▸ **TASK REQUIREMENTS**
Whenever a line below holds the word "label", copy that line.

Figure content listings
——
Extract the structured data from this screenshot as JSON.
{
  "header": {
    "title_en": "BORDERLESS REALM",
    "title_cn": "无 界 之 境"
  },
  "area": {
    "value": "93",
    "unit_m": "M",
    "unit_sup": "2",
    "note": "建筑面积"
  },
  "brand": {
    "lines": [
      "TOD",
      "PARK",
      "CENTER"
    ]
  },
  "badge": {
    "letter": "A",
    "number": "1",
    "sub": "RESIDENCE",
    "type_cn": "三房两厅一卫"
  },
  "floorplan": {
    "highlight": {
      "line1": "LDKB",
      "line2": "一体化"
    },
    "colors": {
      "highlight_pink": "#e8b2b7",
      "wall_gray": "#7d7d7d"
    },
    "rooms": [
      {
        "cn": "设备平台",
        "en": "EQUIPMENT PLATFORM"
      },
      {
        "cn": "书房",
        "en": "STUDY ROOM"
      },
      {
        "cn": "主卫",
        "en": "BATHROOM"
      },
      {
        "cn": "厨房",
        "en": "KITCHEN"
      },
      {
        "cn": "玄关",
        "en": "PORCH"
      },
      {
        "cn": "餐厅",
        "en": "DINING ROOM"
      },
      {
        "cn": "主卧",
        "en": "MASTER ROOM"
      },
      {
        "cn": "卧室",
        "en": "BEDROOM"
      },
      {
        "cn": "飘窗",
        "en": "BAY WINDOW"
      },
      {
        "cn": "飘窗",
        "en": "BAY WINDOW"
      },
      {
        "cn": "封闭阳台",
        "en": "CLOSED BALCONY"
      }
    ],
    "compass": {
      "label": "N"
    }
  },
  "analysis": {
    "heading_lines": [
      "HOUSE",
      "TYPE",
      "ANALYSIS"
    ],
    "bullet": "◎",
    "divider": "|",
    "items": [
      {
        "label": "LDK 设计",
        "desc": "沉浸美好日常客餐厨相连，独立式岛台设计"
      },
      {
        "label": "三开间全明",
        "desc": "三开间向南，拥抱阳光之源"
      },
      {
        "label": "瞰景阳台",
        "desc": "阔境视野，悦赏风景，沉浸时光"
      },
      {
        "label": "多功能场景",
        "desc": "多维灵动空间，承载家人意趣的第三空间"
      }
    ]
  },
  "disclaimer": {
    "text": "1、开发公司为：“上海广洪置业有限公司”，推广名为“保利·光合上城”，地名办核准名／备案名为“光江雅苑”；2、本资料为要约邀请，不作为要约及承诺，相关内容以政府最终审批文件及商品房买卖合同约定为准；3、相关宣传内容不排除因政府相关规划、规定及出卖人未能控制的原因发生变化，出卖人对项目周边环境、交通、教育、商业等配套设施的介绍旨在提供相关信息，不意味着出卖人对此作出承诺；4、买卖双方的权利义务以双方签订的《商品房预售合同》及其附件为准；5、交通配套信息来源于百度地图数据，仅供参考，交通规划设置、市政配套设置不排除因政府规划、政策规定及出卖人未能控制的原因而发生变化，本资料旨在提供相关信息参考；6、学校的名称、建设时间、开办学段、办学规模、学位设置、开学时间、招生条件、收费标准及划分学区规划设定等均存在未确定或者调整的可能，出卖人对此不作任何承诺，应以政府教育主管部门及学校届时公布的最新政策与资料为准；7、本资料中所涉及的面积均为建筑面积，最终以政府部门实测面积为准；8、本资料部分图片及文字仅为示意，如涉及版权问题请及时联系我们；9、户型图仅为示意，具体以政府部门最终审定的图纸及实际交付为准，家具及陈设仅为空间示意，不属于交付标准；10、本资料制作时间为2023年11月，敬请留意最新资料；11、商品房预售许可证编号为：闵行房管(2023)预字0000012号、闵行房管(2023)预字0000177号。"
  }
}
——
▸ **FULL RESPONSE**
      "label": "N"
        "label": "LDK 设计",
        "label": "三开间全明",
        "label": "瞰景阳台",
        "label": "多功能场景",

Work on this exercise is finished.